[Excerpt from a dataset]
####

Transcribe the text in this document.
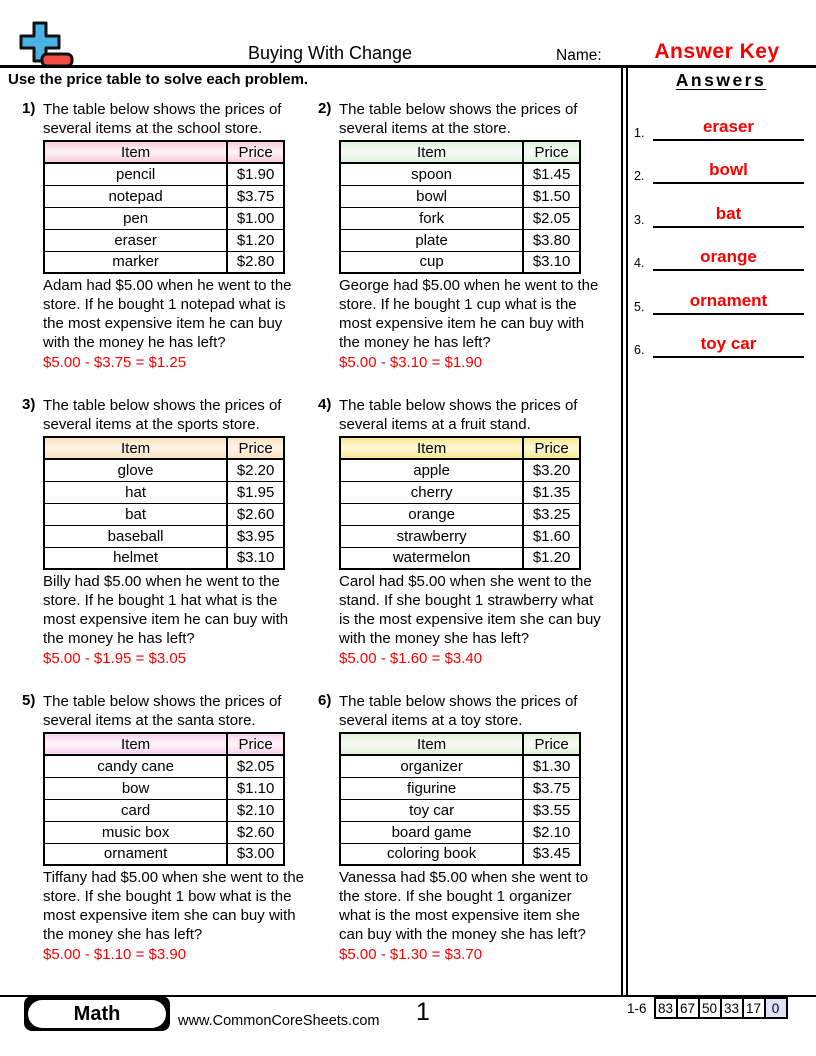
Buying With Change	Name:	Answer Key
Use the price table to solve each problem.
1) The table below shows the prices of several items at the school store.
Item	Price
pencil	$1.90
notepad	$3.75
pen	$1.00
eraser	$1.20
marker	$2.80
Adam had $5.00 when he went to the store. If he bought 1 notepad what is the most expensive item he can buy with the money he has left?
$5.00 - $3.75 = $1.25
2) The table below shows the prices of several items at the store.
Item	Price
spoon	$1.45
bowl	$1.50
fork	$2.05
plate	$3.80
cup	$3.10
George had $5.00 when he went to the store. If he bought 1 cup what is the most expensive item he can buy with the money he has left?
$5.00 - $3.10 = $1.90
3) The table below shows the prices of several items at the sports store.
Item	Price
glove	$2.20
hat	$1.95
bat	$2.60
baseball	$3.95
helmet	$3.10
Billy had $5.00 when he went to the store. If he bought 1 hat what is the most expensive item he can buy with the money he has left?
$5.00 - $1.95 = $3.05
4) The table below shows the prices of several items at a fruit stand.
Item	Price
apple	$3.20
cherry	$1.35
orange	$3.25
strawberry	$1.60
watermelon	$1.20
Carol had $5.00 when she went to the stand. If she bought 1 strawberry what is the most expensive item she can buy with the money she has left?
$5.00 - $1.60 = $3.40
5) The table below shows the prices of several items at the santa store.
Item	Price
candy cane	$2.05
bow	$1.10
card	$2.10
music box	$2.60
ornament	$3.00
Tiffany had $5.00 when she went to the store. If she bought 1 bow what is the most expensive item she can buy with the money she has left?
$5.00 - $1.10 = $3.90
6) The table below shows the prices of several items at a toy store.
Item	Price
organizer	$1.30
figurine	$3.75
toy car	$3.55
board game	$2.10
coloring book	$3.45
Vanessa had $5.00 when she went to the store. If she bought 1 organizer what is the most expensive item she can buy with the money she has left?
$5.00 - $1.30 = $3.70
Answers
1.	eraser
2.	bowl
3.	bat
4.	orange
5.	ornament
6.	toy car
Math	www.CommonCoreSheets.com	1	1-6 83 67 50 33 17 0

####

◆ Exercise goal: Give back every line exactly as it stands, pictures excluded.

◆ Answer for this exercise:
Transcribe the text in this document.
Buying With Change	Name:	Answer Key
Use the price table to solve each problem.
1) The table below shows the prices of several items at the school store.
Item	Price
pencil	$1.90
notepad	$3.75
pen	$1.00
eraser	$1.20
marker	$2.80
Adam had $5.00 when he went to the store. If he bought 1 notepad what is the most expensive item he can buy with the money he has left?
$5.00 - $3.75 = $1.25
2) The table below shows the prices of several items at the store.
Item	Price
spoon	$1.45
bowl	$1.50
fork	$2.05
plate	$3.80
cup	$3.10
George had $5.00 when he went to the store. If he bought 1 cup what is the most expensive item he can buy with the money he has left?
$5.00 - $3.10 = $1.90
3) The table below shows the prices of several items at the sports store.
Item	Price
glove	$2.20
hat	$1.95
bat	$2.60
baseball	$3.95
helmet	$3.10
Billy had $5.00 when he went to the store. If he bought 1 hat what is the most expensive item he can buy with the money he has left?
$5.00 - $1.95 = $3.05
4) The table below shows the prices of several items at a fruit stand.
Item	Price
apple	$3.20
cherry	$1.35
orange	$3.25
strawberry	$1.60
watermelon	$1.20
Carol had $5.00 when she went to the stand. If she bought 1 strawberry what is the most expensive item she can buy with the money she has left?
$5.00 - $1.60 = $3.40
5) The table below shows the prices of several items at the santa store.
Item	Price
candy cane	$2.05
bow	$1.10
card	$2.10
music box	$2.60
ornament	$3.00
Tiffany had $5.00 when she went to the store. If she bought 1 bow what is the most expensive item she can buy with the money she has left?
$5.00 - $1.10 = $3.90
6) The table below shows the prices of several items at a toy store.
Item	Price
organizer	$1.30
figurine	$3.75
toy car	$3.55
board game	$2.10
coloring book	$3.45
Vanessa had $5.00 when she went to the store. If she bought 1 organizer what is the most expensive item she can buy with the money she has left?
$5.00 - $1.30 = $3.70
Answers
1.	eraser
2.	bowl
3.	bat
4.	orange
5.	ornament
6.	toy car
Math	www.CommonCoreSheets.com	1	1-6 83 67 50 33 17 0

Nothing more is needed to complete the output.